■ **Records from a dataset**
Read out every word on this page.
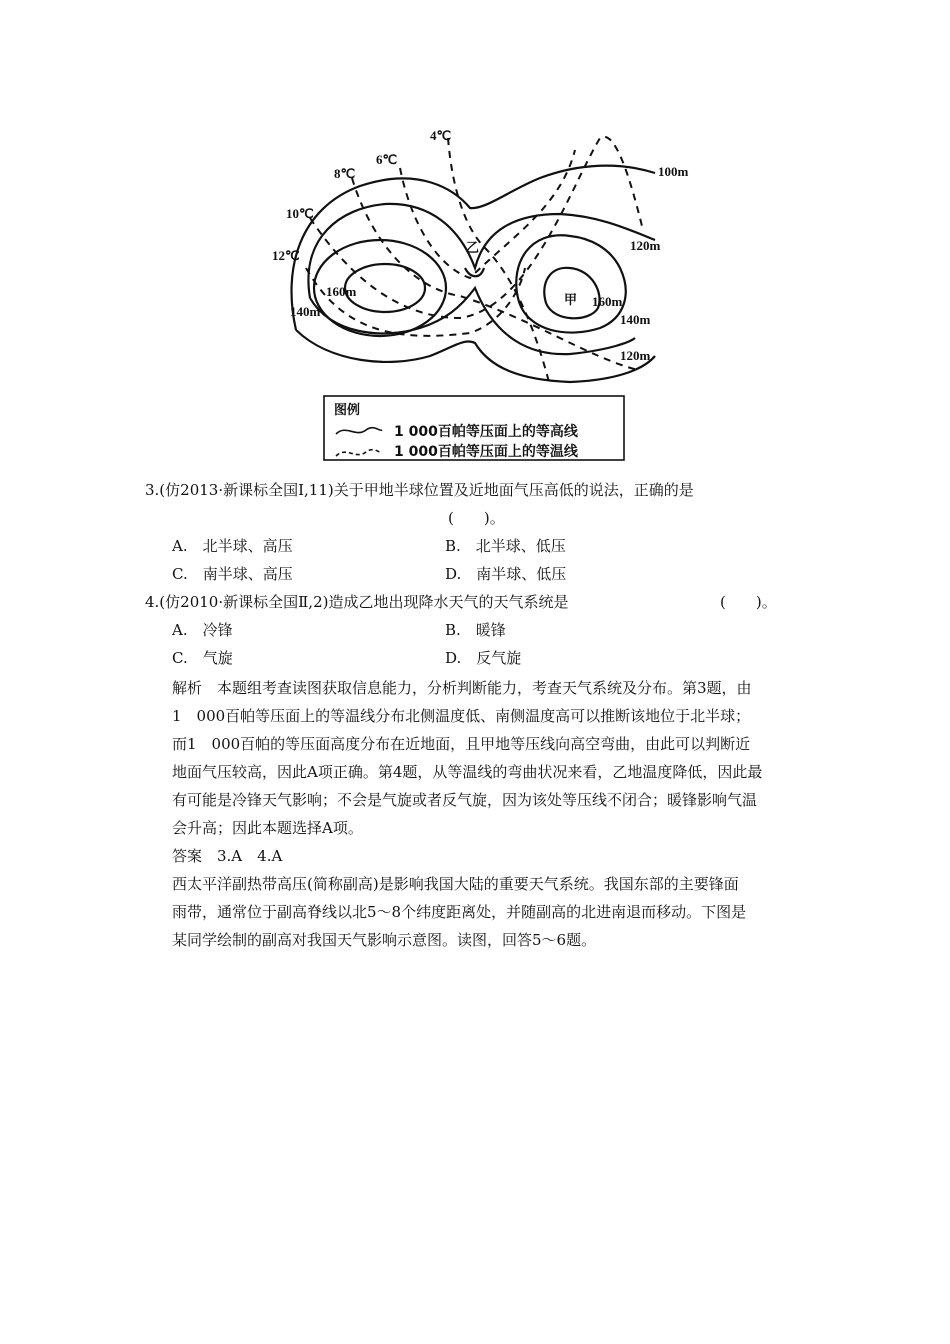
4℃
6℃
8℃
10℃
12℃
100m
120m
120m
140m
140m
160m
160m
甲
乙
图例
1 000百帕等压面上的等高线
1 000百帕等压面上的等温线
3.(仿2013·新课标全国Ⅰ,11)关于甲地半球位置及近地面气压高低的说法，正确的是
(　　)。
A.　北半球、高压	B.　北半球、低压
C.　南半球、高压	D.　南半球、低压
4.(仿2010·新课标全国Ⅱ,2)造成乙地出现降水天气的天气系统是	(　　)。
A.　冷锋	B.　暖锋
C.　气旋	D.　反气旋
解析　本题组考查读图获取信息能力，分析判断能力，考查天气系统及分布。第3题，由
1　000百帕等压面上的等温线分布北侧温度低、南侧温度高可以推断该地位于北半球；
而1　000百帕的等压面高度分布在近地面，且甲地等压线向高空弯曲，由此可以判断近
地面气压较高，因此A项正确。第4题，从等温线的弯曲状况来看，乙地温度降低，因此最
有可能是冷锋天气影响；不会是气旋或者反气旋，因为该处等压线不闭合；暖锋影响气温
会升高；因此本题选择A项。
答案　3.A　4.A
西太平洋副热带高压(简称副高)是影响我国大陆的重要天气系统。我国东部的主要锋面
雨带，通常位于副高脊线以北5～8个纬度距离处，并随副高的北进南退而移动。下图是
某同学绘制的副高对我国天气影响示意图。读图，回答5～6题。
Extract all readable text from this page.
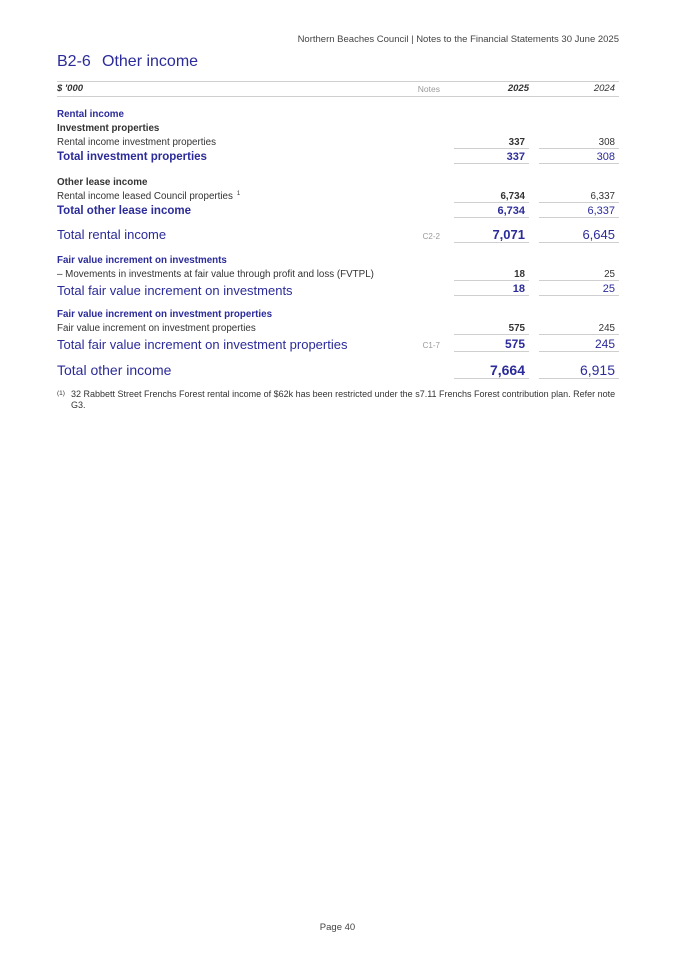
Northern Beaches Council | Notes to the Financial Statements 30 June 2025
B2-6 Other income
$ '000	Notes	2025	2024
Rental income
Investment properties
Rental income investment properties	337	308
Total investment properties	337	308
Other lease income
Rental income leased Council properties $^1$	6,734	6,337
Total other lease income	6,734	6,337
Total rental income	C2-2	7,071	6,645
Fair value increment on investments
– Movements in investments at fair value through profit and loss (FVTPL)	18	25
Total fair value increment on investments	18	25
Fair value increment on investment properties
Fair value increment on investment properties	575	245
Total fair value increment on investment properties	C1-7	575	245
Total other income	7,664	6,915
(1) 32 Rabbett Street Frenchs Forest rental income of $62k has been restricted under the s7.11 Frenchs Forest contribution plan. Refer note G3.
Page 40
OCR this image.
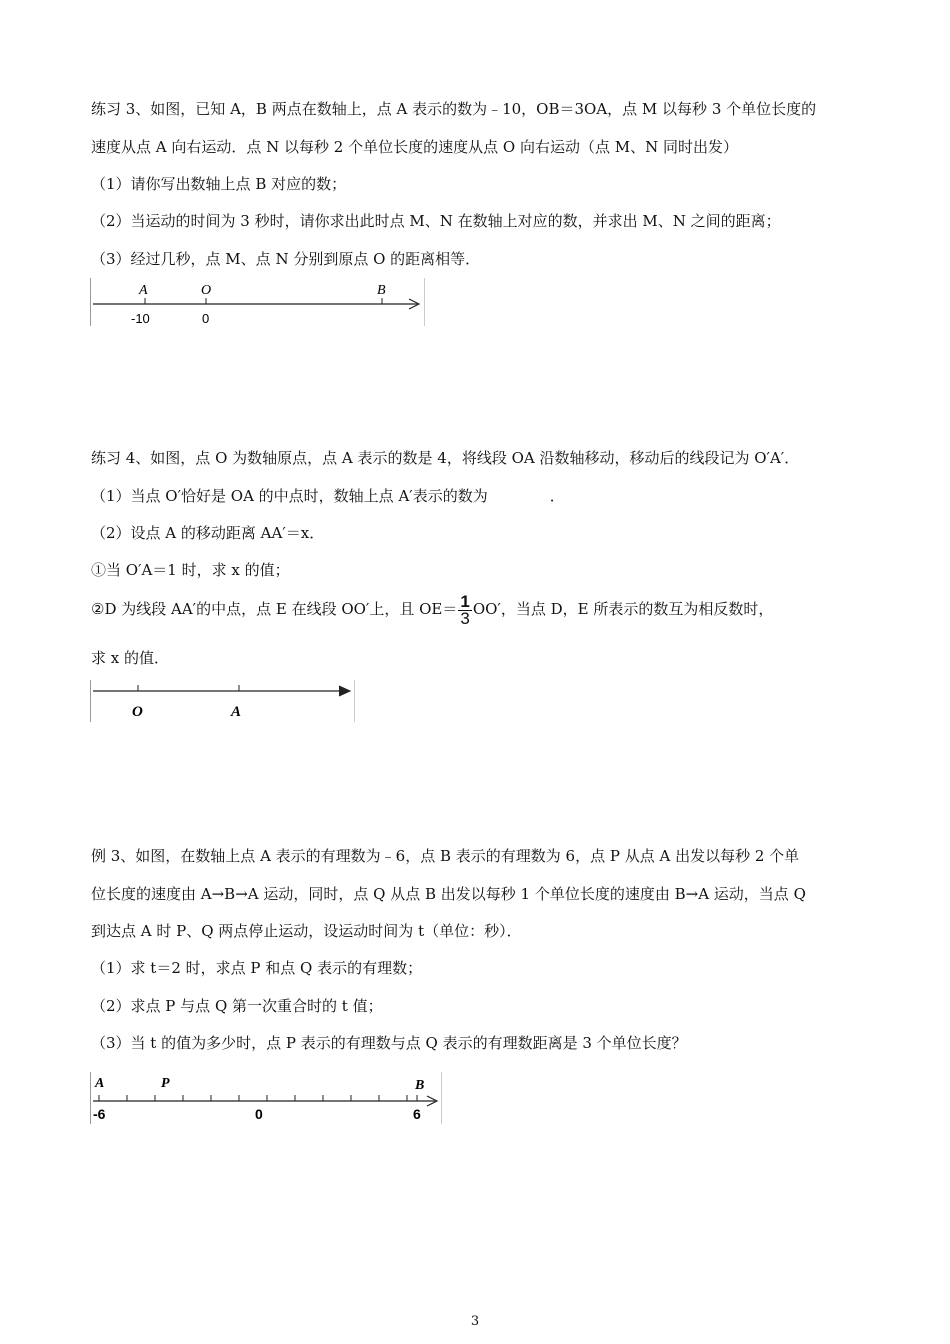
练习 3、如图，已知 A，B 两点在数轴上，点 A 表示的数为﹣10，OB＝3OA，点 M 以每秒 3 个单位长度的
速度从点 A 向右运动．点 N 以每秒 2 个单位长度的速度从点 O 向右运动（点 M、N 同时出发）
（1）请你写出数轴上点 B 对应的数；
（2）当运动的时间为 3 秒时，请你求出此时点 M、N 在数轴上对应的数，并求出 M、N 之间的距离；
（3）经过几秒，点 M、点 N 分别到原点 O 的距离相等．
A	O	B
-10	0
练习 4、如图，点 O 为数轴原点，点 A 表示的数是 4，将线段 OA 沿数轴移动，移动后的线段记为 O′A′．
（1）当点 O′恰好是 OA 的中点时，数轴上点 A′表示的数为	．
（2）设点 A 的移动距离 AA′＝x．
①当 O′A＝1 时，求 x 的值；
②D 为线段 AA′的中点，点 E 在线段 OO′上，且 $OE= \frac{1}{3} OO'$，当点 D，E 所表示的数互为相反数时，
求 x 的值．
O	A
例 3、如图，在数轴上点 A 表示的有理数为﹣6，点 B 表示的有理数为 6，点 P 从点 A 出发以每秒 2 个单
位长度的速度由 A→B→A 运动，同时，点 Q 从点 B 出发以每秒 1 个单位长度的速度由 B→A 运动，当点 Q
到达点 A 时 P、Q 两点停止运动，设运动时间为 t（单位：秒）．
（1）求 t＝2 时，求点 P 和点 Q 表示的有理数；
（2）求点 P 与点 Q 第一次重合时的 t 值；
（3）当 t 的值为多少时，点 P 表示的有理数与点 Q 表示的有理数距离是 3 个单位长度？
A	P	B
-6	0	6
3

■ **Brief**
Nothing in the entries above should change when they are printed again, except that the pictures are dropped.

■ **Finished answer**
Read out every word on this page.
4℃
6℃
8℃
10℃
12℃
100m
120m
120m
140m
140m
160m
160m
甲
乙
图例
1 000百帕等压面上的等高线
1 000百帕等压面上的等温线
3.(仿2013·新课标全国Ⅰ,11)关于甲地半球位置及近地面气压高低的说法，正确的是
(　　)。
A.　北半球、高压	B.　北半球、低压
C.　南半球、高压	D.　南半球、低压
4.(仿2010·新课标全国Ⅱ,2)造成乙地出现降水天气的天气系统是	(　　)。
A.　冷锋	B.　暖锋
C.　气旋	D.　反气旋
解析　本题组考查读图获取信息能力，分析判断能力，考查天气系统及分布。第3题，由
1　000百帕等压面上的等温线分布北侧温度低、南侧温度高可以推断该地位于北半球；
而1　000百帕的等压面高度分布在近地面，且甲地等压线向高空弯曲，由此可以判断近
地面气压较高，因此A项正确。第4题，从等温线的弯曲状况来看，乙地温度降低，因此最
有可能是冷锋天气影响；不会是气旋或者反气旋，因为该处等压线不闭合；暖锋影响气温
会升高；因此本题选择A项。
答案　3.A　4.A
西太平洋副热带高压(简称副高)是影响我国大陆的重要天气系统。我国东部的主要锋面
雨带，通常位于副高脊线以北5～8个纬度距离处，并随副高的北进南退而移动。下图是
某同学绘制的副高对我国天气影响示意图。读图，回答5～6题。
Extract all readable text from this page.
Northern Beaches Council | Notes to the Financial Statements 30 June 2025
B2-6 Other income
$ '000	Notes	2025	2024
Rental income
Investment properties
Rental income investment properties	337	308
Total investment properties	337	308
Other lease income
Rental income leased Council properties $^1$	6,734	6,337
Total other lease income	6,734	6,337
Total rental income	C2-2	7,071	6,645
Fair value increment on investments
– Movements in investments at fair value through profit and loss (FVTPL)	18	25
Total fair value increment on investments	18	25
Fair value increment on investment properties
Fair value increment on investment properties	575	245
Total fair value increment on investment properties	C1-7	575	245
Total other income	7,664	6,915
(1) 32 Rabbett Street Frenchs Forest rental income of $62k has been restricted under the s7.11 Frenchs Forest contribution plan. Refer note G3.
Page 40
OCR this image.
练习 3、如图，已知 A，B 两点在数轴上，点 A 表示的数为﹣10，OB＝3OA，点 M 以每秒 3 个单位长度的
速度从点 A 向右运动．点 N 以每秒 2 个单位长度的速度从点 O 向右运动（点 M、N 同时出发）
（1）请你写出数轴上点 B 对应的数；
（2）当运动的时间为 3 秒时，请你求出此时点 M、N 在数轴上对应的数，并求出 M、N 之间的距离；
（3）经过几秒，点 M、点 N 分别到原点 O 的距离相等．
A	O	B
-10	0
练习 4、如图，点 O 为数轴原点，点 A 表示的数是 4，将线段 OA 沿数轴移动，移动后的线段记为 O′A′．
（1）当点 O′恰好是 OA 的中点时，数轴上点 A′表示的数为	．
（2）设点 A 的移动距离 AA′＝x．
①当 O′A＝1 时，求 x 的值；
②D 为线段 AA′的中点，点 E 在线段 OO′上，且 $OE= \frac{1}{3} OO'$，当点 D，E 所表示的数互为相反数时，
求 x 的值．
O	A
例 3、如图，在数轴上点 A 表示的有理数为﹣6，点 B 表示的有理数为 6，点 P 从点 A 出发以每秒 2 个单
位长度的速度由 A→B→A 运动，同时，点 Q 从点 B 出发以每秒 1 个单位长度的速度由 B→A 运动，当点 Q
到达点 A 时 P、Q 两点停止运动，设运动时间为 t（单位：秒）．
（1）求 t＝2 时，求点 P 和点 Q 表示的有理数；
（2）求点 P 与点 Q 第一次重合时的 t 值；
（3）当 t 的值为多少时，点 P 表示的有理数与点 Q 表示的有理数距离是 3 个单位长度？
A	P	B
-6	0	6
3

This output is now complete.